--- Begin ---
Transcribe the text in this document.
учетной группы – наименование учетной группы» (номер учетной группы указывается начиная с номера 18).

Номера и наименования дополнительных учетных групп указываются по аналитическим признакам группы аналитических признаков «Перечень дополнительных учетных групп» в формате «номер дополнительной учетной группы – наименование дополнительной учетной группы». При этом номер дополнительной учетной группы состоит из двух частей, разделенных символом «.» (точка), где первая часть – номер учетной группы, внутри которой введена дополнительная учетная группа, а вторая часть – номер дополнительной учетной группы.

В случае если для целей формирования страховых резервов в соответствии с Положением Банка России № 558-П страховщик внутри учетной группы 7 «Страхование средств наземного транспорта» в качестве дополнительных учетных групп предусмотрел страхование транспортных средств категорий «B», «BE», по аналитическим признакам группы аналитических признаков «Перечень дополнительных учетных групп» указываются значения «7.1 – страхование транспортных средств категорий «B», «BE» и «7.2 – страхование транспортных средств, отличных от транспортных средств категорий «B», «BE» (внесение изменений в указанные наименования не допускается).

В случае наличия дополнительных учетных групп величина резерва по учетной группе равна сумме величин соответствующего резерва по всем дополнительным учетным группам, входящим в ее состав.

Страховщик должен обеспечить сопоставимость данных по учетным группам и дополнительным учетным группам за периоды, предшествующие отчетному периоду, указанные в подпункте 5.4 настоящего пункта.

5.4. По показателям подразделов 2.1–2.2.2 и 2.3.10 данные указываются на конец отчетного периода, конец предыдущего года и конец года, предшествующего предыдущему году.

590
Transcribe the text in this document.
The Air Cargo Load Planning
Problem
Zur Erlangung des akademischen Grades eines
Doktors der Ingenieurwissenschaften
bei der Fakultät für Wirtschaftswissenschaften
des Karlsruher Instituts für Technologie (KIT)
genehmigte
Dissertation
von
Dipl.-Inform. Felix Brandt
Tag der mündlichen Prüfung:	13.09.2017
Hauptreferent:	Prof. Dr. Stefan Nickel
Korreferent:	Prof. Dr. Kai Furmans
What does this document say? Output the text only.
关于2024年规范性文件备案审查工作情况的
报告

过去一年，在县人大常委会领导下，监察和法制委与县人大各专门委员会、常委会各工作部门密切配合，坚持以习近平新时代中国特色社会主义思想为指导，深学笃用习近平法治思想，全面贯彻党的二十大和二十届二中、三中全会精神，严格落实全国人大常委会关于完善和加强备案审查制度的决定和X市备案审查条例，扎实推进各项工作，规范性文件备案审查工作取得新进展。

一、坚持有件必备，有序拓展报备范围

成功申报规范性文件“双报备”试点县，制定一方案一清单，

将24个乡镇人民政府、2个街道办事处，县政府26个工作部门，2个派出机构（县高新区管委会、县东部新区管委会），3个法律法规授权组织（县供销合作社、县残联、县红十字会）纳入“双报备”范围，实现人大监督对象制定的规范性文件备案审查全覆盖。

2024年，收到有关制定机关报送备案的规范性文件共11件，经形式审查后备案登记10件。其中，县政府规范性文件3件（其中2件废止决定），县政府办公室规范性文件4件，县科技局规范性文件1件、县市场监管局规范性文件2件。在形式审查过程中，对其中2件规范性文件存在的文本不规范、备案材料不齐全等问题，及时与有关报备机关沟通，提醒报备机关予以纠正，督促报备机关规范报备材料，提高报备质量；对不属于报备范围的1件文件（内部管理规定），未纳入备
--- End ---
**WRITTEN REQUEST**
For each line of the listing that holds the word "дополнительным", show that line.

**COMPLETE RESPONSE**
В случае наличия дополнительных учетных групп величина резерва по учетной группе равна сумме величин соответствующего резерва по всем дополнительным учетным группам, входящим в ее состав.
Страховщик должен обеспечить сопоставимость данных по учетным группам и дополнительным учетным группам за периоды, предшествующие отчетному периоду, указанные в подпункте 5.4 настоящего пункта.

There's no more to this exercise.